Exercise description:
Copy the records word for word from the first line through the line containing "529, 1374, 628]", including that line.

The records:

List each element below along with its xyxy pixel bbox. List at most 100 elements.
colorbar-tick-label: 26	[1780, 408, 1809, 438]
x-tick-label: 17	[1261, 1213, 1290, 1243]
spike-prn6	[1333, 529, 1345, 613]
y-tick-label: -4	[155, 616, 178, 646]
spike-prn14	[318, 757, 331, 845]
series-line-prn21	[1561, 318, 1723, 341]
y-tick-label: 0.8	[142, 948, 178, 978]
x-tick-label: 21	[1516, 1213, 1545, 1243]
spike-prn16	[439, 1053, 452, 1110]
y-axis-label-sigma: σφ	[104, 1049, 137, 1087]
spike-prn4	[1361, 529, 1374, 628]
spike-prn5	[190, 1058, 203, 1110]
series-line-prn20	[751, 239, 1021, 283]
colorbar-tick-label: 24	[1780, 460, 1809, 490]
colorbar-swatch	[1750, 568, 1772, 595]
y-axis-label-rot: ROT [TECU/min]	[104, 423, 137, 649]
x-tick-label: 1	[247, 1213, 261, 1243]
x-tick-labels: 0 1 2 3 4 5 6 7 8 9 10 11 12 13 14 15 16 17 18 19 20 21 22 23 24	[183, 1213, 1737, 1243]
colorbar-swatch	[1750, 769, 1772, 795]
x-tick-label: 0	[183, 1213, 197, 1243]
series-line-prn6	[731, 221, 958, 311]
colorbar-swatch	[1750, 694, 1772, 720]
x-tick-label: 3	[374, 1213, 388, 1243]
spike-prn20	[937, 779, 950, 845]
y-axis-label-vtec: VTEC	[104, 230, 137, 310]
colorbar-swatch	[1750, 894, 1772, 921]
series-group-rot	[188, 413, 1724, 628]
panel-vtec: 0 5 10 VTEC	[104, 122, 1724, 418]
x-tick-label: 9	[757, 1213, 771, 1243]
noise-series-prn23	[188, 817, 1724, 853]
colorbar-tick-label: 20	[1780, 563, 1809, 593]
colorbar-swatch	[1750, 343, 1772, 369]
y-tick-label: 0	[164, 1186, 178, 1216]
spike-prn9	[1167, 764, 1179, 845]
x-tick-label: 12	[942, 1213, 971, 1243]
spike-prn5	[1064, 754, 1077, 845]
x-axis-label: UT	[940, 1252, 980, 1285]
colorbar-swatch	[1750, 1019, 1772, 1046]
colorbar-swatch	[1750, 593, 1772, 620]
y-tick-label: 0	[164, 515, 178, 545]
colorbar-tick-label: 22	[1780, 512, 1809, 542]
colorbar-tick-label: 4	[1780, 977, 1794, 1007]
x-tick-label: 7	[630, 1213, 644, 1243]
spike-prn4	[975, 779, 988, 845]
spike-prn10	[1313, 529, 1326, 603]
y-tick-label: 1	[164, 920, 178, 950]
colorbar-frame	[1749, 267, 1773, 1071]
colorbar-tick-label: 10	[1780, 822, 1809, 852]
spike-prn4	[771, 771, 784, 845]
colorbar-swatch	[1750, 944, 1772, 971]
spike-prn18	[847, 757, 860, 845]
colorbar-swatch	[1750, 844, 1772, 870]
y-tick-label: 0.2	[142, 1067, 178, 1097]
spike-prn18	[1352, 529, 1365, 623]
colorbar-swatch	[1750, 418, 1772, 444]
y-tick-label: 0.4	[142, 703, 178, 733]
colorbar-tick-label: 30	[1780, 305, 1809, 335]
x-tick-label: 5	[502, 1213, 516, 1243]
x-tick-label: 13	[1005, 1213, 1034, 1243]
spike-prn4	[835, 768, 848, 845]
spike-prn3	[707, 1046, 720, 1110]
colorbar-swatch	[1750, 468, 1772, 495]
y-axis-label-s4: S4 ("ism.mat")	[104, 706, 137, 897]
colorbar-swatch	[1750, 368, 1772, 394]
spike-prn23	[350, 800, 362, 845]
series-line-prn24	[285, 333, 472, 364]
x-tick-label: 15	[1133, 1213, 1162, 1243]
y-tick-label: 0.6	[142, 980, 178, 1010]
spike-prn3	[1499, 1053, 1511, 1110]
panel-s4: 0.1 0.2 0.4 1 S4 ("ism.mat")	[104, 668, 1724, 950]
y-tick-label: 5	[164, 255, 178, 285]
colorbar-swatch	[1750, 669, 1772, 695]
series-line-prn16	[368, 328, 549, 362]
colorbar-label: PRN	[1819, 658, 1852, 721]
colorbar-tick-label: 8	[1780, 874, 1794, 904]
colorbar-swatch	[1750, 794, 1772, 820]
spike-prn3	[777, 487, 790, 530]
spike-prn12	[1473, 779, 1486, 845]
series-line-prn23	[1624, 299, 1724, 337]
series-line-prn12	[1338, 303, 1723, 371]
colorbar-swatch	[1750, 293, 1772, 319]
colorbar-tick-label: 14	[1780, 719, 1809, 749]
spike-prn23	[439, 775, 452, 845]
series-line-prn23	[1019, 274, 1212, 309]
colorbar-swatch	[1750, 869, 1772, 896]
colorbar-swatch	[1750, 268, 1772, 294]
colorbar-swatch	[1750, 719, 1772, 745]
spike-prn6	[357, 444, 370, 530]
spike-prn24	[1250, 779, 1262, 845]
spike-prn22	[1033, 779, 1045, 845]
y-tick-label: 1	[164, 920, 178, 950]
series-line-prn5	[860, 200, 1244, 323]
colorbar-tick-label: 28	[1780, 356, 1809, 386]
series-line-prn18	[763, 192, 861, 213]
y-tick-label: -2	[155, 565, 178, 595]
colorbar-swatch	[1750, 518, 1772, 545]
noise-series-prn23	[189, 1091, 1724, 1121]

Response:
List each element below along with its xyxy pixel bbox. List at most 100 elements.
colorbar-tick-label: 26	[1780, 408, 1809, 438]
x-tick-label: 17	[1261, 1213, 1290, 1243]
spike-prn6	[1333, 529, 1345, 613]
y-tick-label: -4	[155, 616, 178, 646]
spike-prn14	[318, 757, 331, 845]
series-line-prn21	[1561, 318, 1723, 341]
y-tick-label: 0.8	[142, 948, 178, 978]
x-tick-label: 21	[1516, 1213, 1545, 1243]
spike-prn16	[439, 1053, 452, 1110]
y-axis-label-sigma: σφ	[104, 1049, 137, 1087]
spike-prn4	[1361, 529, 1374, 628]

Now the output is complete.